### [Data extract]

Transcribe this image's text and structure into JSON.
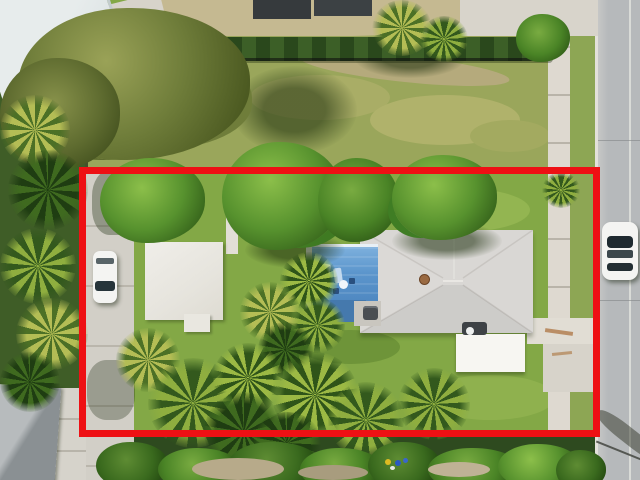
{
  "image": {
    "kind": "aerial drone photograph",
    "subject": "single-family residential lot outlined in red",
    "width_px": 640,
    "height_px": 480
  },
  "palette": {
    "boundary_red": "#ee1014",
    "lawn_green": "#83a846",
    "vacant_grass": "#9aa65b",
    "road_gray": "#b6b9bb",
    "sidewalk_concrete": "#ded9d0",
    "driveway_concrete": "#d2cfc7",
    "pool_deck_blue": "#5b95cc",
    "main_roof_gray": "#d9d7d4",
    "flat_roof_white": "#edebe5",
    "shed_white": "#f7f6f2",
    "hedge_green": "#2d4b1d",
    "canopy_green": "#57922e",
    "palm_yellow_green": "#b4bd55",
    "dark_roof": "#363a3d",
    "car_white": "#f4f4f2"
  },
  "scene": {
    "overlay": {
      "label": "red property-boundary outline",
      "color": "#ee1014"
    },
    "buildings": [
      "main house with light gray hip roof",
      "white flat-roof guest building",
      "white storage shed",
      "neighboring dark-roof building at top",
      "neighboring gable-roof house at bottom left"
    ],
    "features": [
      "blue tiled pool deck with patio furniture",
      "concrete alley driveway on west side of lot",
      "public sidewalk and street along east side",
      "vacant grass lot to the north behind a hedge row",
      "dense palm and tropical vegetation along south edge",
      "small colorful objects (toys/buckets) in south vegetation"
    ],
    "vehicles": [
      "white car parked in alley driveway",
      "white car parked on lawn near north boundary",
      "white car parked on street at east boundary"
    ]
  }
}
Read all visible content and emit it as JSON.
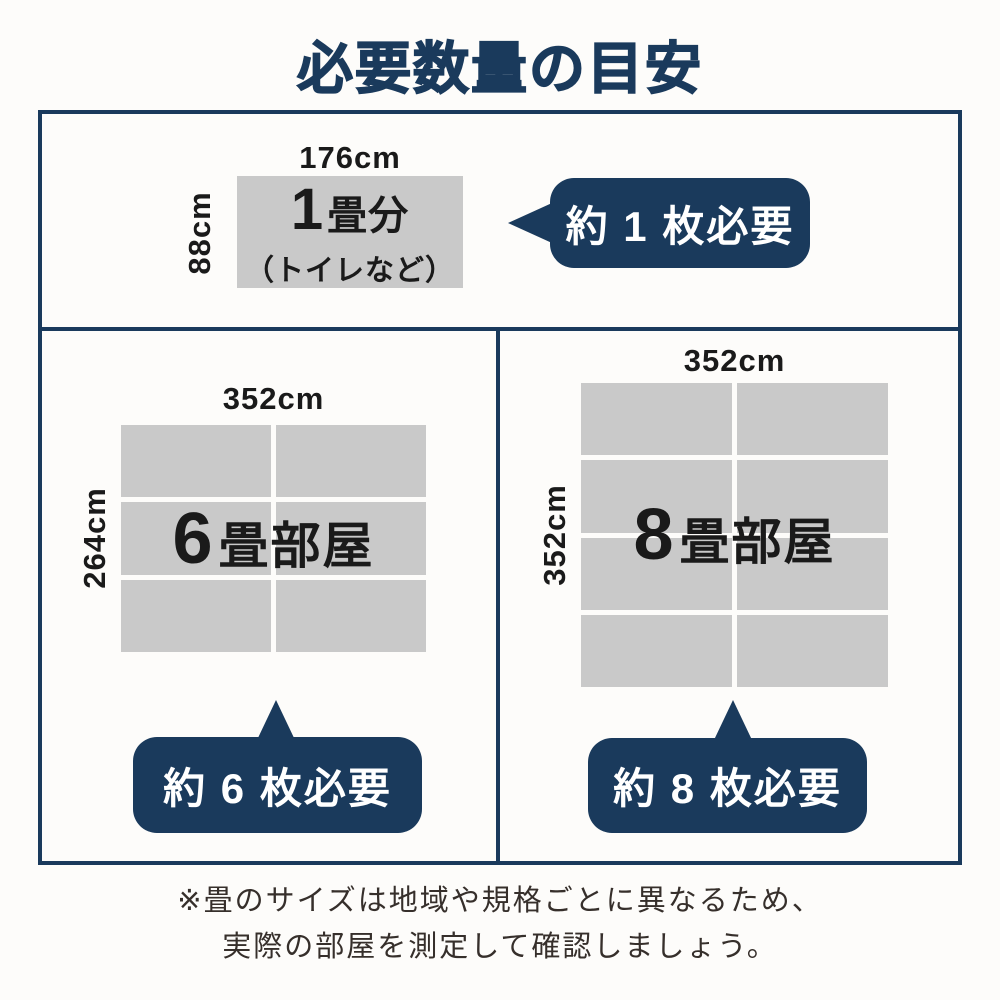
{
  "page": {
    "title": "必要数量の目安",
    "colors": {
      "accent_navy": "#1a3a5c",
      "tatami_gray": "#c9c9c9",
      "background": "#fdfcfa",
      "text_ink": "#1a1a1a",
      "footer_ink": "#362f2b"
    }
  },
  "sections": {
    "one_mat": {
      "width_label": "176cm",
      "height_label": "88cm",
      "name_number": "1",
      "name_suffix": "畳分",
      "name_note": "（トイレなど）",
      "callout": "約 1 枚必要"
    },
    "six_mat": {
      "width_label": "352cm",
      "height_label": "264cm",
      "name_number": "6",
      "name_suffix": "畳部屋",
      "callout": "約 6 枚必要",
      "grid": {
        "cols": 2,
        "rows": 3
      }
    },
    "eight_mat": {
      "width_label": "352cm",
      "height_label": "352cm",
      "name_number": "8",
      "name_suffix": "畳部屋",
      "callout": "約 8 枚必要",
      "grid": {
        "cols": 2,
        "rows": 4
      }
    }
  },
  "footer": {
    "line1": "※畳のサイズは地域や規格ごとに異なるため、",
    "line2": "実際の部屋を測定して確認しましょう。"
  }
}
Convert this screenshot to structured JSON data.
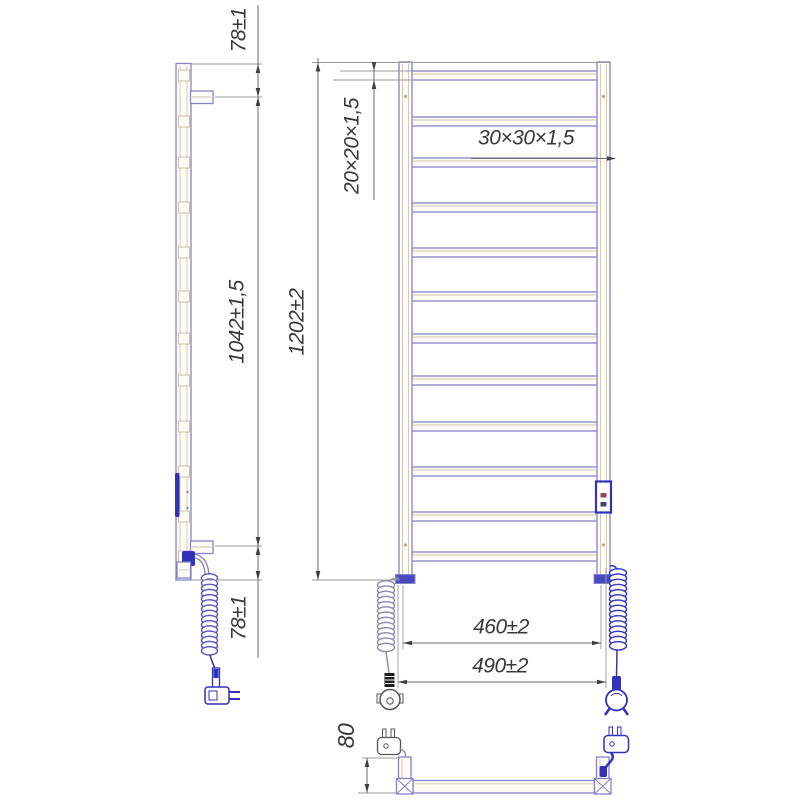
{
  "page": {
    "background": "#ffffff"
  },
  "colors": {
    "frame_outline": "#8483c5",
    "tube_shading": "#cfc5a8",
    "electric_blue": "#3231bb",
    "cable_gray": "#8e90ad",
    "dimension_lines": "#6e6e6e",
    "dimension_text": "#383838"
  },
  "dimensions": {
    "side_top_offset": "78±1",
    "side_bracket_span": "1042±1,5",
    "overall_height": "1202±2",
    "rung_tube_section": "20×20×1,5",
    "post_tube_section": "30×30×1,5",
    "rail_width_centers": "460±2",
    "overall_width": "490±2",
    "side_bottom_offset": "78±1",
    "wall_depth": "80"
  }
}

### [What to work on]
Exclude the pictures, and transcribe all of the material exactly.

### [Solution for this exercise]
Transcribe this image's text and structure into JSON.
{
  "image": {
    "kind": "aerial drone photograph",
    "subject": "single-family residential lot outlined in red",
    "width_px": 640,
    "height_px": 480
  },
  "palette": {
    "boundary_red": "#ee1014",
    "lawn_green": "#83a846",
    "vacant_grass": "#9aa65b",
    "road_gray": "#b6b9bb",
    "sidewalk_concrete": "#ded9d0",
    "driveway_concrete": "#d2cfc7",
    "pool_deck_blue": "#5b95cc",
    "main_roof_gray": "#d9d7d4",
    "flat_roof_white": "#edebe5",
    "shed_white": "#f7f6f2",
    "hedge_green": "#2d4b1d",
    "canopy_green": "#57922e",
    "palm_yellow_green": "#b4bd55",
    "dark_roof": "#363a3d",
    "car_white": "#f4f4f2"
  },
  "scene": {
    "overlay": {
      "label": "red property-boundary outline",
      "color": "#ee1014"
    },
    "buildings": [
      "main house with light gray hip roof",
      "white flat-roof guest building",
      "white storage shed",
      "neighboring dark-roof building at top",
      "neighboring gable-roof house at bottom left"
    ],
    "features": [
      "blue tiled pool deck with patio furniture",
      "concrete alley driveway on west side of lot",
      "public sidewalk and street along east side",
      "vacant grass lot to the north behind a hedge row",
      "dense palm and tropical vegetation along south edge",
      "small colorful objects (toys/buckets) in south vegetation"
    ],
    "vehicles": [
      "white car parked in alley driveway",
      "white car parked on lawn near north boundary",
      "white car parked on street at east boundary"
    ]
  }
}
Read all visible content and emit it as JSON.
{
  "page": {
    "title": "必要数量の目安",
    "colors": {
      "accent_navy": "#1a3a5c",
      "tatami_gray": "#c9c9c9",
      "background": "#fdfcfa",
      "text_ink": "#1a1a1a",
      "footer_ink": "#362f2b"
    }
  },
  "sections": {
    "one_mat": {
      "width_label": "176cm",
      "height_label": "88cm",
      "name_number": "1",
      "name_suffix": "畳分",
      "name_note": "（トイレなど）",
      "callout": "約 1 枚必要"
    },
    "six_mat": {
      "width_label": "352cm",
      "height_label": "264cm",
      "name_number": "6",
      "name_suffix": "畳部屋",
      "callout": "約 6 枚必要",
      "grid": {
        "cols": 2,
        "rows": 3
      }
    },
    "eight_mat": {
      "width_label": "352cm",
      "height_label": "352cm",
      "name_number": "8",
      "name_suffix": "畳部屋",
      "callout": "約 8 枚必要",
      "grid": {
        "cols": 2,
        "rows": 4
      }
    }
  },
  "footer": {
    "line1": "※畳のサイズは地域や規格ごとに異なるため、",
    "line2": "実際の部屋を測定して確認しましょう。"
  }
}
Convert this screenshot to structured JSON data.
{
  "page": {
    "background": "#ffffff"
  },
  "colors": {
    "frame_outline": "#8483c5",
    "tube_shading": "#cfc5a8",
    "electric_blue": "#3231bb",
    "cable_gray": "#8e90ad",
    "dimension_lines": "#6e6e6e",
    "dimension_text": "#383838"
  },
  "dimensions": {
    "side_top_offset": "78±1",
    "side_bracket_span": "1042±1,5",
    "overall_height": "1202±2",
    "rung_tube_section": "20×20×1,5",
    "post_tube_section": "30×30×1,5",
    "rail_width_centers": "460±2",
    "overall_width": "490±2",
    "side_bottom_offset": "78±1",
    "wall_depth": "80"
  }
}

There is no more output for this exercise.